● **Task material**:

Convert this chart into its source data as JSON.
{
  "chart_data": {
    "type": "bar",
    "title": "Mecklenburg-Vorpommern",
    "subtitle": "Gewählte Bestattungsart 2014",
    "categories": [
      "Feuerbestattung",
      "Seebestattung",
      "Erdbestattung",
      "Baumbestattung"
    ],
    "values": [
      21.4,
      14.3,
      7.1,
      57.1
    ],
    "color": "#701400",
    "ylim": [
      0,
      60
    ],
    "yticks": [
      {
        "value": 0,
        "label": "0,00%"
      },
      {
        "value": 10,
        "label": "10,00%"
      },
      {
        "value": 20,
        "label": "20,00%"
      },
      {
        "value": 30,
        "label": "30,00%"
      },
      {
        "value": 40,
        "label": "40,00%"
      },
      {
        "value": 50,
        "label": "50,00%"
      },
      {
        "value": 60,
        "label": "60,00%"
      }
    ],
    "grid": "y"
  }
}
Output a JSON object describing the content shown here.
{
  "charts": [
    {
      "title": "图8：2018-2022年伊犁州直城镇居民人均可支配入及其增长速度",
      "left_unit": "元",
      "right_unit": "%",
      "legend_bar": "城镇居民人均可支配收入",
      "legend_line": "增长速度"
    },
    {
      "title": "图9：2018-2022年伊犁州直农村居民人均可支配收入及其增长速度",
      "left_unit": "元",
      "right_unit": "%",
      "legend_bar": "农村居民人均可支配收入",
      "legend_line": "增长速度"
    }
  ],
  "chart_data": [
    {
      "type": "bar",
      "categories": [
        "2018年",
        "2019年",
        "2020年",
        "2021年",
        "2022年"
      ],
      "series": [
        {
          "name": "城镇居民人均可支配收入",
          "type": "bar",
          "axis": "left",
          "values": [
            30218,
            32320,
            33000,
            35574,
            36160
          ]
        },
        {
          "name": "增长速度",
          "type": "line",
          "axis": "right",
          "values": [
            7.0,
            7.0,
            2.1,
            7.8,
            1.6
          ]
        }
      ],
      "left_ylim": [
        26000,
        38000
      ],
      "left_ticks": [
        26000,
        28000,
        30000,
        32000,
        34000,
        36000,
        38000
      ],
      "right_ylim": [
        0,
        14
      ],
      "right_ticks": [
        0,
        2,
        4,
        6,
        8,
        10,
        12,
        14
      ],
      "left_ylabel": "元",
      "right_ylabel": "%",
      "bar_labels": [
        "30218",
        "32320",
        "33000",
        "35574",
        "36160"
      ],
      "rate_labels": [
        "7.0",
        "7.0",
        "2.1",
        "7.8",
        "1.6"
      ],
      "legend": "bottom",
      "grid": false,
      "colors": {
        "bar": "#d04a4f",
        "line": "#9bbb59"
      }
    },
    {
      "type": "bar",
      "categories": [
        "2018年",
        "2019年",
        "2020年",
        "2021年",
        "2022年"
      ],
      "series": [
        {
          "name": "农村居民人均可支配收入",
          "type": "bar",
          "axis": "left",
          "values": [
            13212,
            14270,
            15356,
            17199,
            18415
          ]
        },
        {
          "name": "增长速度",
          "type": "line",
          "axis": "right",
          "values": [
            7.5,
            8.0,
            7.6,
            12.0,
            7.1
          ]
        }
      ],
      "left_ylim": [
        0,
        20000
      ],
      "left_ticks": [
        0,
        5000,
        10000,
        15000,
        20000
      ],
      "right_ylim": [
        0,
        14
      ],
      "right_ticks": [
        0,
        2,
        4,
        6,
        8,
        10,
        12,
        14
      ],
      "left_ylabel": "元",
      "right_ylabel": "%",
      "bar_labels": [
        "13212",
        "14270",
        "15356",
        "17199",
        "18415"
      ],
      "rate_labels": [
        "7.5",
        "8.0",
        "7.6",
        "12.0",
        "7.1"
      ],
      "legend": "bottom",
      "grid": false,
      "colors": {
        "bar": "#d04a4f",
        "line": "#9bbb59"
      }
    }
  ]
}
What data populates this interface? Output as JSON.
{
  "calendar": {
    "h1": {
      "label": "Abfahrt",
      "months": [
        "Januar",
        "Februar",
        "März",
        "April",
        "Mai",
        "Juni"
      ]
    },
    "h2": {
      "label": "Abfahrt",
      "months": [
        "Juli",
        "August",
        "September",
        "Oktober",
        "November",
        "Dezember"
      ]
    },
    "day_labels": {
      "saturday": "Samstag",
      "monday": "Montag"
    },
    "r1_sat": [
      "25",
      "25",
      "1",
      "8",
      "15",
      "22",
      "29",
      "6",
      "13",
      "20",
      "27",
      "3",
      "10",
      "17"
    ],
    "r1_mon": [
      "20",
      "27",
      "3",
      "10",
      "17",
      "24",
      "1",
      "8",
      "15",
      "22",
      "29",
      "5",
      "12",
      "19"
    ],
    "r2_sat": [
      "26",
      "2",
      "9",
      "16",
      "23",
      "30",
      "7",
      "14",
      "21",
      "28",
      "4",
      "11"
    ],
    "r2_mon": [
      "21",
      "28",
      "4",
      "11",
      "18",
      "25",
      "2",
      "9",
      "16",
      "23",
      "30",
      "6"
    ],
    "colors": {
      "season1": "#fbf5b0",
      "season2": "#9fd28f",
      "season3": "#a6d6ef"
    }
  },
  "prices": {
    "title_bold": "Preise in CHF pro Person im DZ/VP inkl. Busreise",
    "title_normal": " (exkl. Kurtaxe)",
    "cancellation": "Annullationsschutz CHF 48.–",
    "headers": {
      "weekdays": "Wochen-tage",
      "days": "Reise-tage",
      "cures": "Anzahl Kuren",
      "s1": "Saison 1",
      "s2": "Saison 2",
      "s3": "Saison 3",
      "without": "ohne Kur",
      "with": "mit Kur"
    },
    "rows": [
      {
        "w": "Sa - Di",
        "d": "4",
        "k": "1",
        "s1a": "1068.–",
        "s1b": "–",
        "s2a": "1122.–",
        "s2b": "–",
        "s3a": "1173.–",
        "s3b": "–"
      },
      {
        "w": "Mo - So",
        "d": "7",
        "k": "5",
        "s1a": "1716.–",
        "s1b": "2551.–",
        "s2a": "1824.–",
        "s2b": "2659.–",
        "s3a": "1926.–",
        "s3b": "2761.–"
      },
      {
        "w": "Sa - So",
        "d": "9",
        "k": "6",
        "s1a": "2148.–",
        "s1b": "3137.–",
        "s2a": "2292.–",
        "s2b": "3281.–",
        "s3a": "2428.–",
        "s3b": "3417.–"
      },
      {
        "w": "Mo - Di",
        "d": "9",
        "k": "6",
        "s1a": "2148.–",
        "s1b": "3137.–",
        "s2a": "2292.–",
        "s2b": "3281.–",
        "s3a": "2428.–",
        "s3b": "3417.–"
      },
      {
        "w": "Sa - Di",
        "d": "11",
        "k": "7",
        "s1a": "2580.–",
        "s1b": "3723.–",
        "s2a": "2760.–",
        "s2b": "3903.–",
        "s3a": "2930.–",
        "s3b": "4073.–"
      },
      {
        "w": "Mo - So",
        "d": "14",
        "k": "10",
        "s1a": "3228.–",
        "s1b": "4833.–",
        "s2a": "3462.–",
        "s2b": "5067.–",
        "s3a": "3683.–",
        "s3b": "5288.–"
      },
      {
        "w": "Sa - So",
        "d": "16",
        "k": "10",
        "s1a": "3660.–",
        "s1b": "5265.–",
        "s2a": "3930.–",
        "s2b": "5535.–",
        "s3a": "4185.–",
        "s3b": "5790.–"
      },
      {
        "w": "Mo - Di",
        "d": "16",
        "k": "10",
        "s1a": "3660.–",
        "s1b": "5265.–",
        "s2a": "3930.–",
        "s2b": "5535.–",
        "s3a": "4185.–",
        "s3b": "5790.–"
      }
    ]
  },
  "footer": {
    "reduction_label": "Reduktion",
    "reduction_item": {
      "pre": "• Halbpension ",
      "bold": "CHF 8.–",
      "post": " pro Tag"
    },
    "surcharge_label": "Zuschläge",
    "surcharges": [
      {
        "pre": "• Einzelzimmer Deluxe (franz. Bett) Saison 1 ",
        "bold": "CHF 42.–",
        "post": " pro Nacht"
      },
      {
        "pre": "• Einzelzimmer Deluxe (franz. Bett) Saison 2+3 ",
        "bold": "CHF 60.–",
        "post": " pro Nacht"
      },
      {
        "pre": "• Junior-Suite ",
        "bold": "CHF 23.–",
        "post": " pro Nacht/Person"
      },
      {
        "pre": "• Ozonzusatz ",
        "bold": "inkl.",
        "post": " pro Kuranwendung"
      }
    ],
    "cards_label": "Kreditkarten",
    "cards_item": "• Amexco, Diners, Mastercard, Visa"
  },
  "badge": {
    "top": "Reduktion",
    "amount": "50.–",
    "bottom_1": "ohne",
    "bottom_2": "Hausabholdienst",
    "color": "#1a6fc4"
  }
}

● **Work to do**: From the data, collect all lines where the string "tage" appears.

● **Answer for the task**:
      "weekdays": "Wochen-tage",
      "days": "Reise-tage",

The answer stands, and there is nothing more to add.